Identify the lines that include the word "appears", then copy all of them.

**TASK INPUTS:**
____
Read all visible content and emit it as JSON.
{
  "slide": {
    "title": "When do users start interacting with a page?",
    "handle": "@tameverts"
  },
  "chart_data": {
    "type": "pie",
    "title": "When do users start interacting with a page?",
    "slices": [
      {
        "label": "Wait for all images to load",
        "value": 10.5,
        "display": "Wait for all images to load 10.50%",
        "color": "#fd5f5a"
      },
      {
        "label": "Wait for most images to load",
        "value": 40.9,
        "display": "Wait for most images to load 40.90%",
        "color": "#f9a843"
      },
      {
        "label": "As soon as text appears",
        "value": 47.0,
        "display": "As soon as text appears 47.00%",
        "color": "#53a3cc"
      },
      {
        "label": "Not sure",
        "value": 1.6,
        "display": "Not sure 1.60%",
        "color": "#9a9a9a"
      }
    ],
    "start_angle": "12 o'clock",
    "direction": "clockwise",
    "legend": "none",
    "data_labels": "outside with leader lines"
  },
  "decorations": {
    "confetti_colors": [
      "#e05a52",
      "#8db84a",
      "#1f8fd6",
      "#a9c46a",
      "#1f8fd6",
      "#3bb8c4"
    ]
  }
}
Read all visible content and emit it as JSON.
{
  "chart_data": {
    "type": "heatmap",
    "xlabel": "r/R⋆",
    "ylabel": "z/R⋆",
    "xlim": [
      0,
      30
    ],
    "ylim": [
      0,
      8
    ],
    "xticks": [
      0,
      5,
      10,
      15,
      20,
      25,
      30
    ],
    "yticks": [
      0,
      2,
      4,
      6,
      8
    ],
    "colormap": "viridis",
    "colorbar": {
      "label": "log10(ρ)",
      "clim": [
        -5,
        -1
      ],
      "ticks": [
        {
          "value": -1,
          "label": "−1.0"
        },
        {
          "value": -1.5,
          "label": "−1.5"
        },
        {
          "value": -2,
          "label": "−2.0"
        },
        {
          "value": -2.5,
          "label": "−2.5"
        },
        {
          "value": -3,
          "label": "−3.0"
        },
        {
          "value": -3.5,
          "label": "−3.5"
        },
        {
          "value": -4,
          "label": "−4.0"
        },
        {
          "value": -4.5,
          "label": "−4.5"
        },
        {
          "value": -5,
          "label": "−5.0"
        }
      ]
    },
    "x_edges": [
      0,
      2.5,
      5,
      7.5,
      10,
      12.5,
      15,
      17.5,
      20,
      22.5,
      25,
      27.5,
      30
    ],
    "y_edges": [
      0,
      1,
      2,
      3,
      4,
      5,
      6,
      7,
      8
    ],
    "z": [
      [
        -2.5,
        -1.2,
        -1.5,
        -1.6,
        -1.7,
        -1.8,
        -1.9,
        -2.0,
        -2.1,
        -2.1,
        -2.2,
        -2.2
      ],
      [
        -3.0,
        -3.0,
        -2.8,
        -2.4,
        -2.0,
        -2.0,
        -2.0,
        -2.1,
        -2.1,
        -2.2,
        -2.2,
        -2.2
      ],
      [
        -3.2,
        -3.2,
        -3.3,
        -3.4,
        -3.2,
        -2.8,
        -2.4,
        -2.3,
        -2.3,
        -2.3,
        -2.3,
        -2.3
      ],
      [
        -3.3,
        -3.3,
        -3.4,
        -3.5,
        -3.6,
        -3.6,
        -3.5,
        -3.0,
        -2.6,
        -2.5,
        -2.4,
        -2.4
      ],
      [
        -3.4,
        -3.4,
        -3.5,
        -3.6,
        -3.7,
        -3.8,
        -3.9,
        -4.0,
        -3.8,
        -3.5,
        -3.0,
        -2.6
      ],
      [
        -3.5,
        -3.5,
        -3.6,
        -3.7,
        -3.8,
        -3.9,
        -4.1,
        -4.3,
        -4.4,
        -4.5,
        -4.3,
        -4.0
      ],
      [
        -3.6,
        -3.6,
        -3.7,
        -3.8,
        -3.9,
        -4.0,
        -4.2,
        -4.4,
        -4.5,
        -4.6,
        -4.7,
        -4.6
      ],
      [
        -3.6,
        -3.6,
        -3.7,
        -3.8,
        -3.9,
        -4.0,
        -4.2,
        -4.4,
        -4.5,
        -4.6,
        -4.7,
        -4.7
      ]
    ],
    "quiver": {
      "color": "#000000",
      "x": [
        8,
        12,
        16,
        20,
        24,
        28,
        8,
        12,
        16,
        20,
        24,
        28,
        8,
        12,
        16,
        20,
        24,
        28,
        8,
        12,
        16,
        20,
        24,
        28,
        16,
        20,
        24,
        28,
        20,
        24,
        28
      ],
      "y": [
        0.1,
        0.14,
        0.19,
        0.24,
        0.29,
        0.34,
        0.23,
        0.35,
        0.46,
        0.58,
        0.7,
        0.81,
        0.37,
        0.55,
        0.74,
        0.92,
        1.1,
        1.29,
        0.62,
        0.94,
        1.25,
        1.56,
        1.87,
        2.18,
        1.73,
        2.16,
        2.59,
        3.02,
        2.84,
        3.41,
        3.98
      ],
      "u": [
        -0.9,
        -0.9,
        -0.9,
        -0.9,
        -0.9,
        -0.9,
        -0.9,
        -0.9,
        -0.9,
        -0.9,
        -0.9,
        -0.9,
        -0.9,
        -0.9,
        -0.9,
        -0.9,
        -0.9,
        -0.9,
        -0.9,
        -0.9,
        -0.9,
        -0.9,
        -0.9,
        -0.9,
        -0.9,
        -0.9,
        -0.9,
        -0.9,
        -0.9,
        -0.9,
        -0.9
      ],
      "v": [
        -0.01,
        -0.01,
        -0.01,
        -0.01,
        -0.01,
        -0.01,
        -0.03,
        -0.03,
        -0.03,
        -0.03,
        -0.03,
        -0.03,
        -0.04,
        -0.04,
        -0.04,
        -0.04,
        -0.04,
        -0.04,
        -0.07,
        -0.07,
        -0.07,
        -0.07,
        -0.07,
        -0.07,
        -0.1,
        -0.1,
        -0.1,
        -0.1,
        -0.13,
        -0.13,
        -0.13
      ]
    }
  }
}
____
**ANSWER TO THIS PROBLEM:**
        "label": "As soon as text appears",
        "display": "As soon as text appears 47.00%",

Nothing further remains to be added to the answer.